• _WHAT IS EXPECTED_:
Pictures do not belong in the copy. Return all of the entries exactly.

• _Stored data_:

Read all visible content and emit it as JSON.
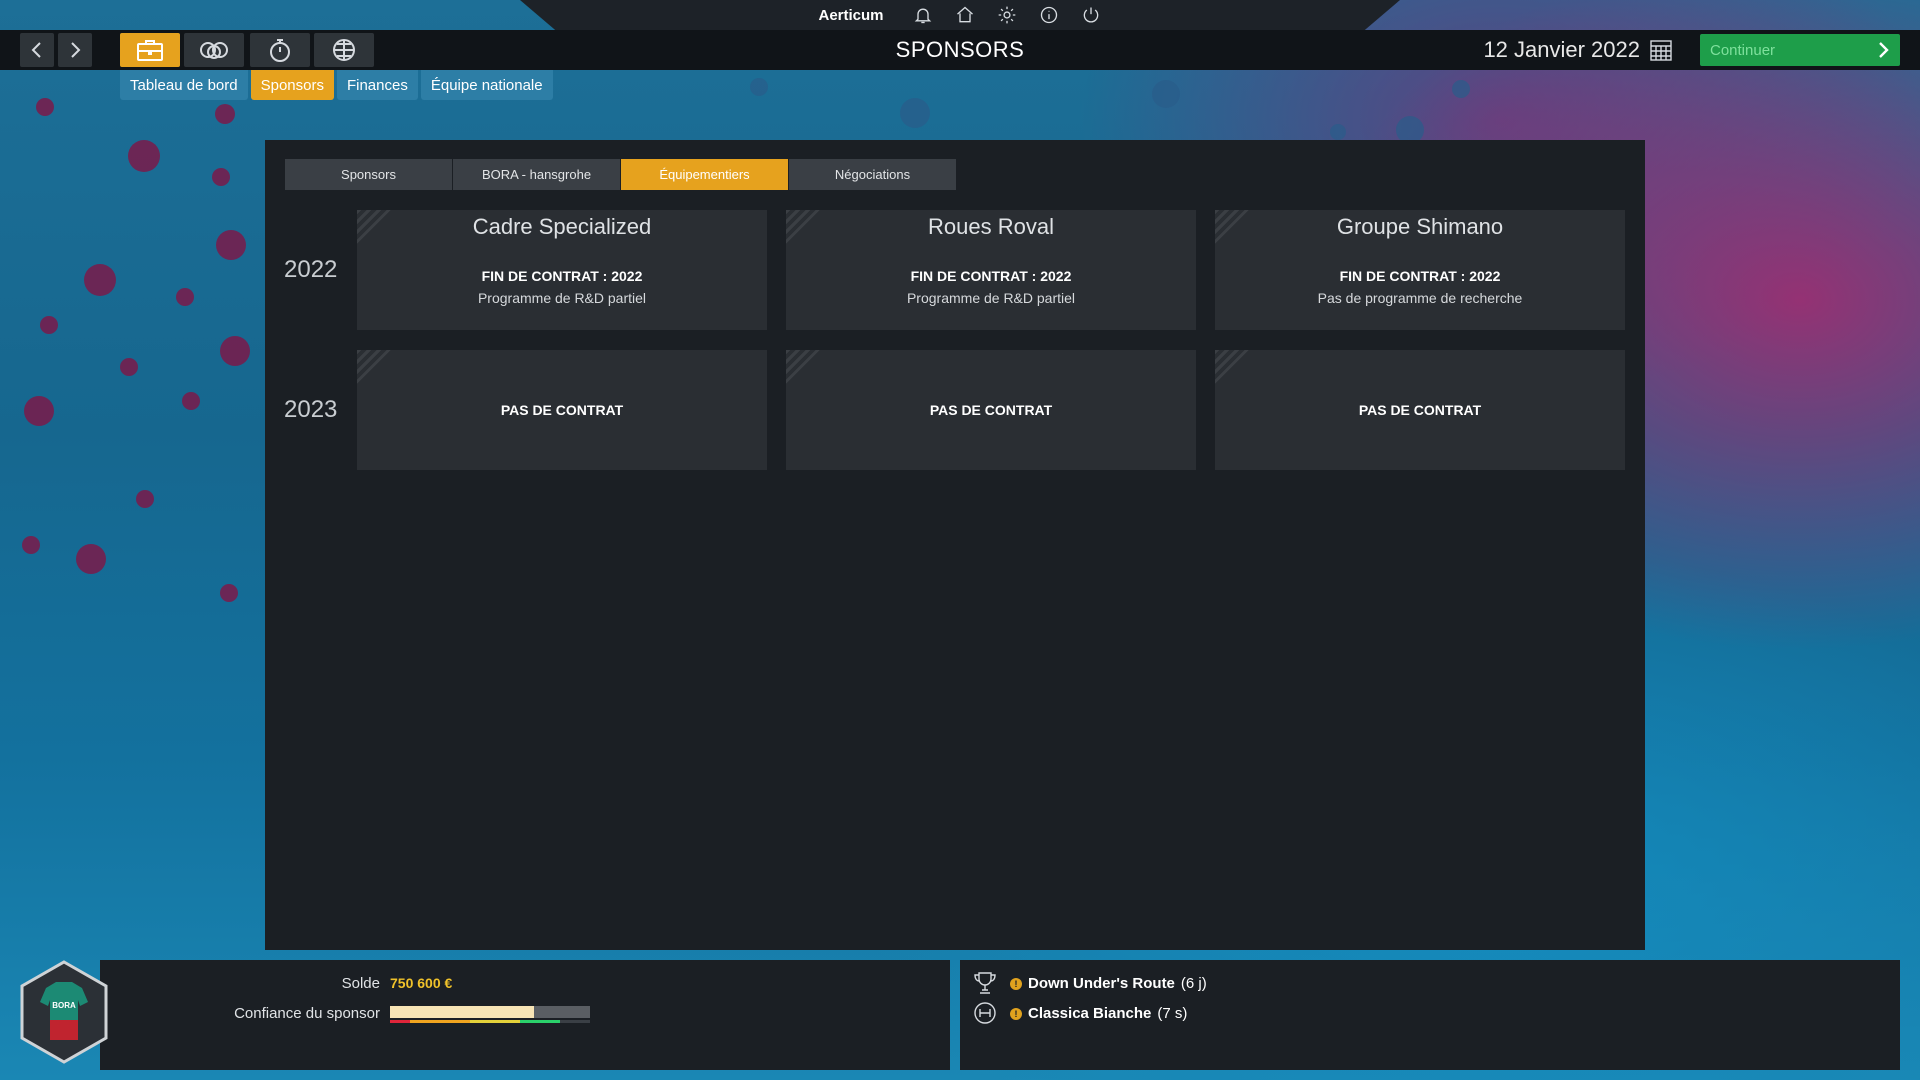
{
  "topbar": {
    "user": "Aerticum",
    "icons": [
      "bell-icon",
      "home-icon",
      "gear-icon",
      "info-icon",
      "power-icon"
    ]
  },
  "nav": {
    "title": "SPONSORS",
    "date": "12 Janvier 2022",
    "continue_label": "Continuer",
    "icons": [
      "back-arrow-icon",
      "forward-arrow-icon",
      "briefcase-icon",
      "team-icon",
      "stopwatch-icon",
      "globe-icon"
    ]
  },
  "subtabs": [
    "Tableau de bord",
    "Sponsors",
    "Finances",
    "Équipe nationale"
  ],
  "inner_tabs": [
    "Sponsors",
    "BORA - hansgrohe",
    "Équipementiers",
    "Négociations"
  ],
  "rows": [
    {
      "year": "2022",
      "cards": [
        {
          "title": "Cadre Specialized",
          "contract": "FIN DE CONTRAT : 2022",
          "program": "Programme de R&D partiel"
        },
        {
          "title": "Roues Roval",
          "contract": "FIN DE CONTRAT : 2022",
          "program": "Programme de R&D partiel"
        },
        {
          "title": "Groupe Shimano",
          "contract": "FIN DE CONTRAT : 2022",
          "program": "Pas de programme de recherche"
        }
      ]
    },
    {
      "year": "2023",
      "cards": [
        {
          "empty": "PAS DE CONTRAT"
        },
        {
          "empty": "PAS DE CONTRAT"
        },
        {
          "empty": "PAS DE CONTRAT"
        }
      ]
    }
  ],
  "bottom": {
    "balance_label": "Solde",
    "balance_value": "750 600 €",
    "confidence_label": "Confiance du sponsor",
    "confidence_level": 0.72,
    "races": [
      {
        "icon": "trophy-icon",
        "name": "Down Under's Route",
        "time": "(6 j)"
      },
      {
        "icon": "race-icon",
        "name": "Classica Bianche",
        "time": "(7 s)"
      }
    ]
  }
}
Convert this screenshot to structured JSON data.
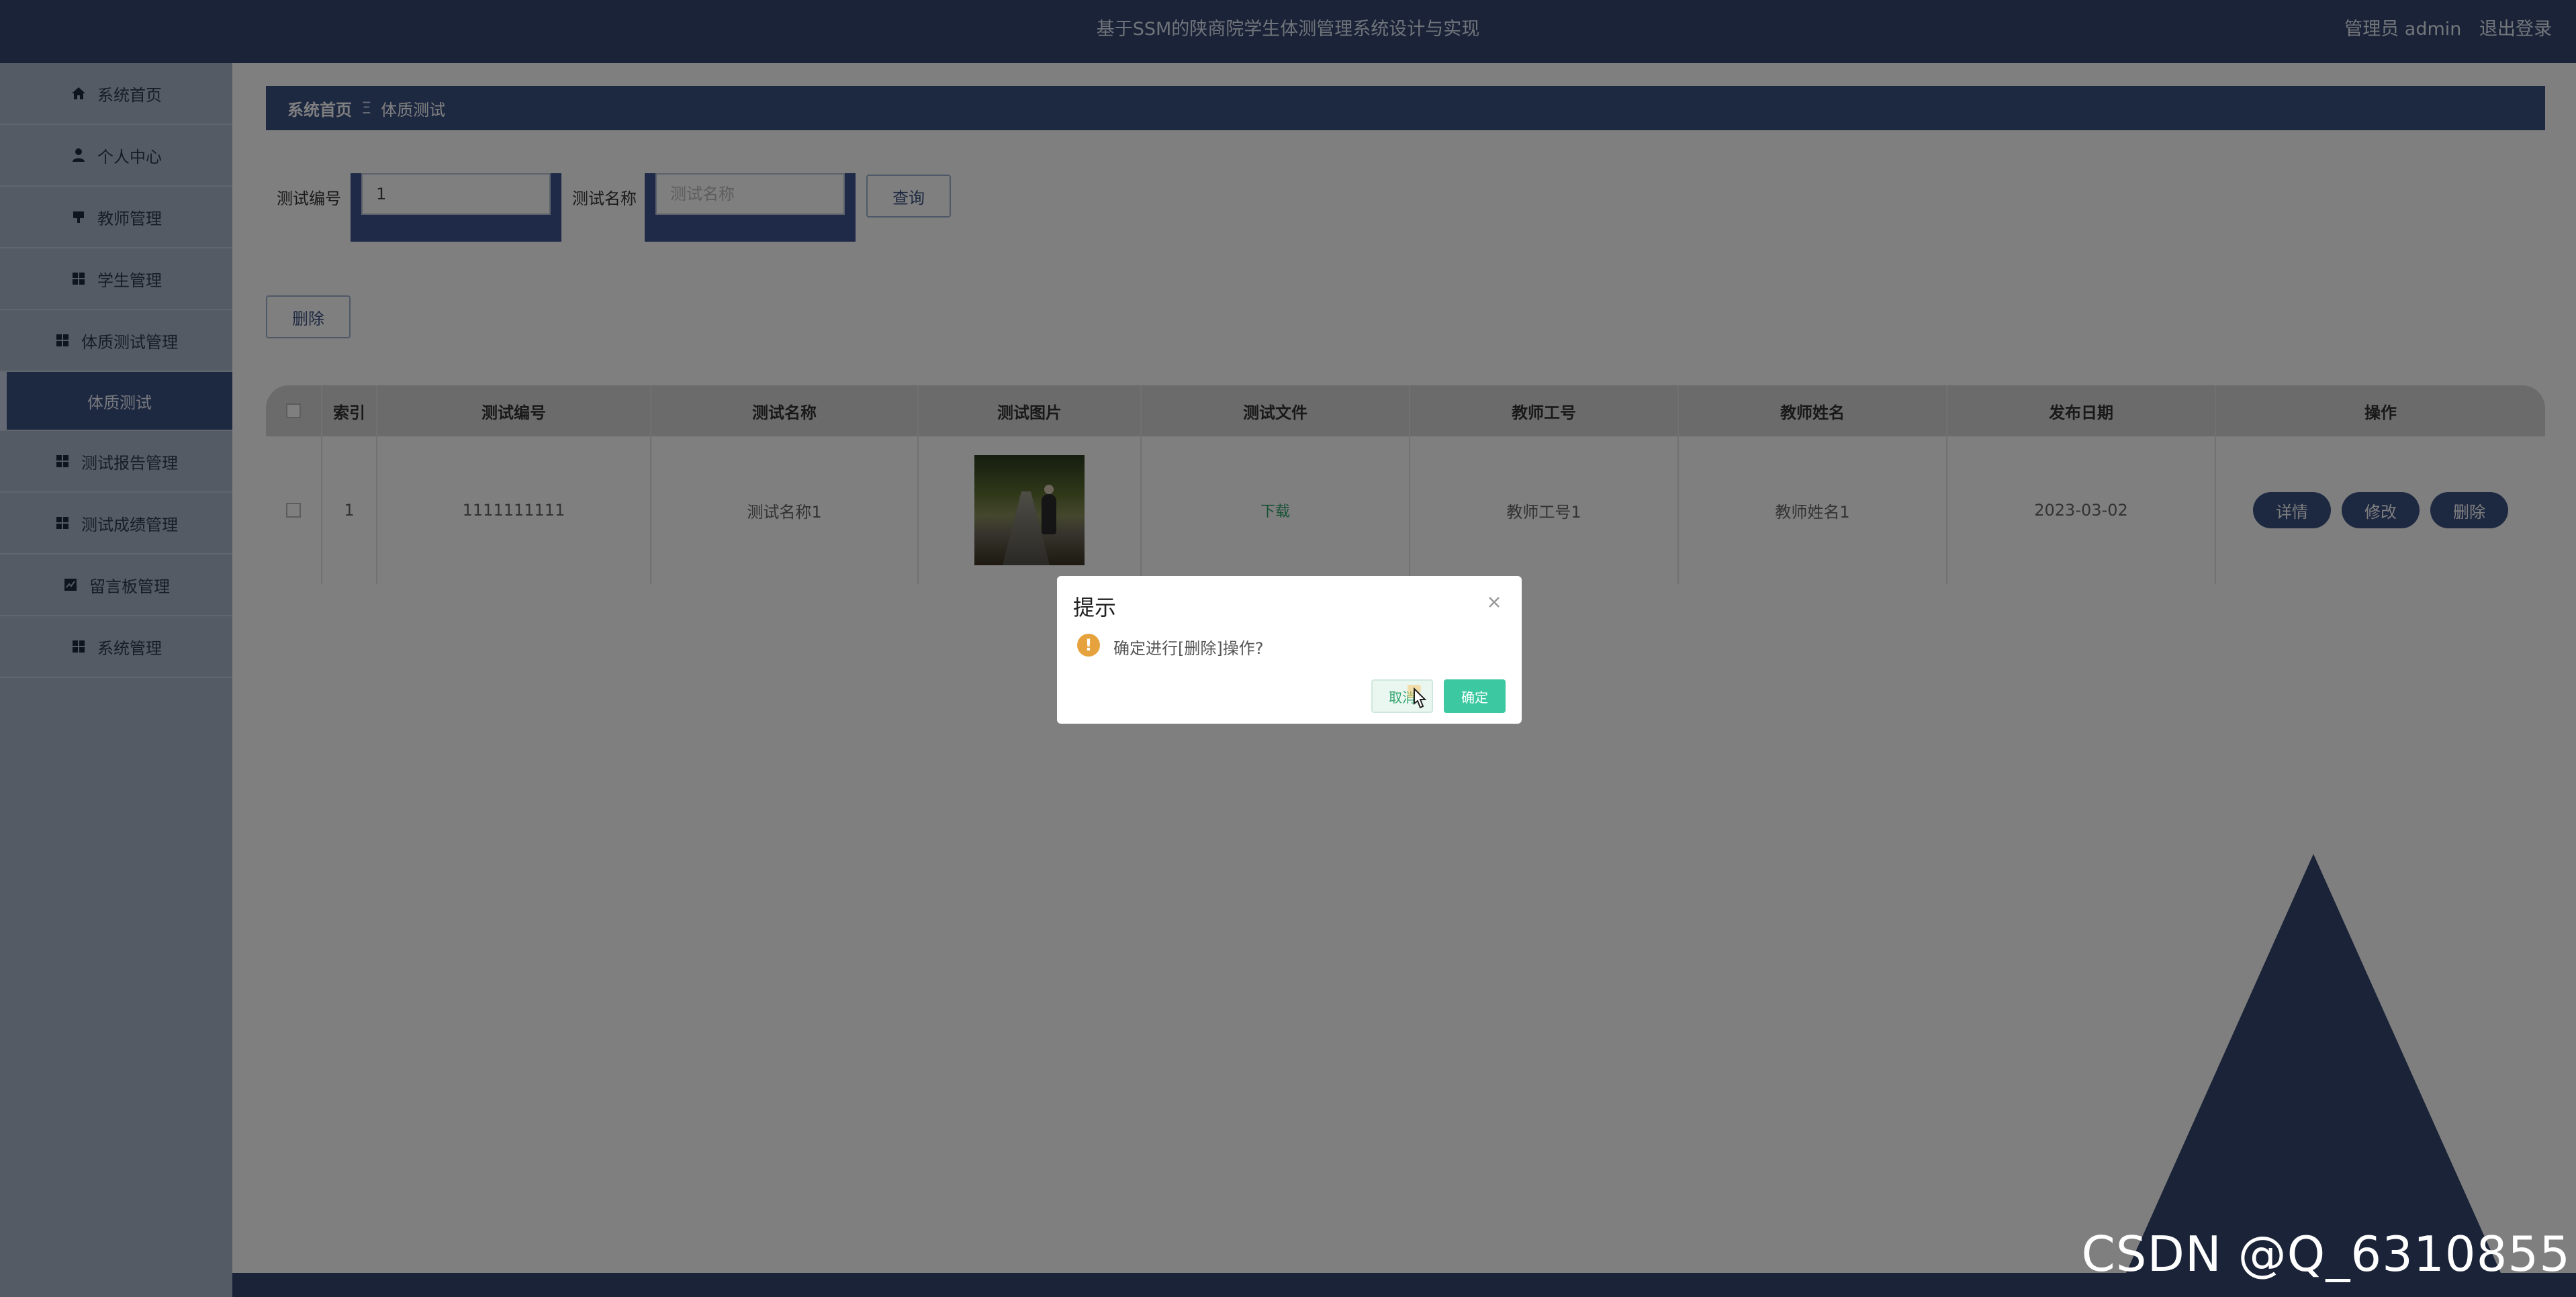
{
  "header": {
    "app_title": "基于SSM的陕商院学生体测管理系统设计与实现",
    "user_label": "管理员 admin",
    "logout_label": "退出登录"
  },
  "sidebar": {
    "items": [
      {
        "label": "系统首页",
        "icon": "home-icon"
      },
      {
        "label": "个人中心",
        "icon": "user-icon"
      },
      {
        "label": "教师管理",
        "icon": "teacher-icon"
      },
      {
        "label": "学生管理",
        "icon": "grid-icon"
      },
      {
        "label": "体质测试管理",
        "icon": "grid-icon"
      },
      {
        "label": "体质测试",
        "icon": "",
        "active": true
      },
      {
        "label": "测试报告管理",
        "icon": "grid-icon"
      },
      {
        "label": "测试成绩管理",
        "icon": "grid-icon"
      },
      {
        "label": "留言板管理",
        "icon": "chart-icon"
      },
      {
        "label": "系统管理",
        "icon": "grid-icon"
      }
    ]
  },
  "breadcrumb": {
    "home": "系统首页",
    "separator": "Ξ",
    "current": "体质测试"
  },
  "search": {
    "code_label": "测试编号",
    "code_value": "1",
    "name_label": "测试名称",
    "name_placeholder": "测试名称",
    "query_button": "查询"
  },
  "toolbar": {
    "delete_button": "删除"
  },
  "table": {
    "headers": [
      "",
      "索引",
      "测试编号",
      "测试名称",
      "测试图片",
      "测试文件",
      "教师工号",
      "教师姓名",
      "发布日期",
      "操作"
    ],
    "rows": [
      {
        "index": "1",
        "code": "1111111111",
        "name": "测试名称1",
        "file_link": "下载",
        "teacher_id": "教师工号1",
        "teacher_name": "教师姓名1",
        "date": "2023-03-02",
        "actions": [
          "详情",
          "修改",
          "删除"
        ]
      }
    ]
  },
  "dialog": {
    "title": "提示",
    "message": "确定进行[删除]操作?",
    "cancel": "取消",
    "confirm": "确定",
    "warn_glyph": "!"
  },
  "colors": {
    "primary": "#34476f",
    "accent_green": "#3cc9a1",
    "warning": "#e6a23c"
  },
  "watermark": "CSDN @Q_6310855"
}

• _IN RESPONSE_:
Read all visible content and emit it as JSON.
{
  "topbar": {
    "user": "Aerticum",
    "icons": [
      "bell-icon",
      "home-icon",
      "gear-icon",
      "info-icon",
      "power-icon"
    ]
  },
  "nav": {
    "title": "SPONSORS",
    "date": "12 Janvier 2022",
    "continue_label": "Continuer",
    "icons": [
      "back-arrow-icon",
      "forward-arrow-icon",
      "briefcase-icon",
      "team-icon",
      "stopwatch-icon",
      "globe-icon"
    ]
  },
  "subtabs": [
    "Tableau de bord",
    "Sponsors",
    "Finances",
    "Équipe nationale"
  ],
  "inner_tabs": [
    "Sponsors",
    "BORA - hansgrohe",
    "Équipementiers",
    "Négociations"
  ],
  "rows": [
    {
      "year": "2022",
      "cards": [
        {
          "title": "Cadre Specialized",
          "contract": "FIN DE CONTRAT : 2022",
          "program": "Programme de R&D partiel"
        },
        {
          "title": "Roues Roval",
          "contract": "FIN DE CONTRAT : 2022",
          "program": "Programme de R&D partiel"
        },
        {
          "title": "Groupe Shimano",
          "contract": "FIN DE CONTRAT : 2022",
          "program": "Pas de programme de recherche"
        }
      ]
    },
    {
      "year": "2023",
      "cards": [
        {
          "empty": "PAS DE CONTRAT"
        },
        {
          "empty": "PAS DE CONTRAT"
        },
        {
          "empty": "PAS DE CONTRAT"
        }
      ]
    }
  ],
  "bottom": {
    "balance_label": "Solde",
    "balance_value": "750 600 €",
    "confidence_label": "Confiance du sponsor",
    "confidence_level": 0.72,
    "races": [
      {
        "icon": "trophy-icon",
        "name": "Down Under's Route",
        "time": "(6 j)"
      },
      {
        "icon": "race-icon",
        "name": "Classica Bianche",
        "time": "(7 s)"
      }
    ]
  }
}
Convert this screenshot to structured JSON data.
{
  "header": {
    "app_title": "基于SSM的陕商院学生体测管理系统设计与实现",
    "user_label": "管理员 admin",
    "logout_label": "退出登录"
  },
  "sidebar": {
    "items": [
      {
        "label": "系统首页",
        "icon": "home-icon"
      },
      {
        "label": "个人中心",
        "icon": "user-icon"
      },
      {
        "label": "教师管理",
        "icon": "teacher-icon"
      },
      {
        "label": "学生管理",
        "icon": "grid-icon"
      },
      {
        "label": "体质测试管理",
        "icon": "grid-icon"
      },
      {
        "label": "体质测试",
        "icon": "",
        "active": true
      },
      {
        "label": "测试报告管理",
        "icon": "grid-icon"
      },
      {
        "label": "测试成绩管理",
        "icon": "grid-icon"
      },
      {
        "label": "留言板管理",
        "icon": "chart-icon"
      },
      {
        "label": "系统管理",
        "icon": "grid-icon"
      }
    ]
  },
  "breadcrumb": {
    "home": "系统首页",
    "separator": "Ξ",
    "current": "体质测试"
  },
  "search": {
    "code_label": "测试编号",
    "code_value": "1",
    "name_label": "测试名称",
    "name_placeholder": "测试名称",
    "query_button": "查询"
  },
  "toolbar": {
    "delete_button": "删除"
  },
  "table": {
    "headers": [
      "",
      "索引",
      "测试编号",
      "测试名称",
      "测试图片",
      "测试文件",
      "教师工号",
      "教师姓名",
      "发布日期",
      "操作"
    ],
    "rows": [
      {
        "index": "1",
        "code": "1111111111",
        "name": "测试名称1",
        "file_link": "下载",
        "teacher_id": "教师工号1",
        "teacher_name": "教师姓名1",
        "date": "2023-03-02",
        "actions": [
          "详情",
          "修改",
          "删除"
        ]
      }
    ]
  },
  "dialog": {
    "title": "提示",
    "message": "确定进行[删除]操作?",
    "cancel": "取消",
    "confirm": "确定",
    "warn_glyph": "!"
  },
  "colors": {
    "primary": "#34476f",
    "accent_green": "#3cc9a1",
    "warning": "#e6a23c"
  },
  "watermark": "CSDN @Q_6310855"
}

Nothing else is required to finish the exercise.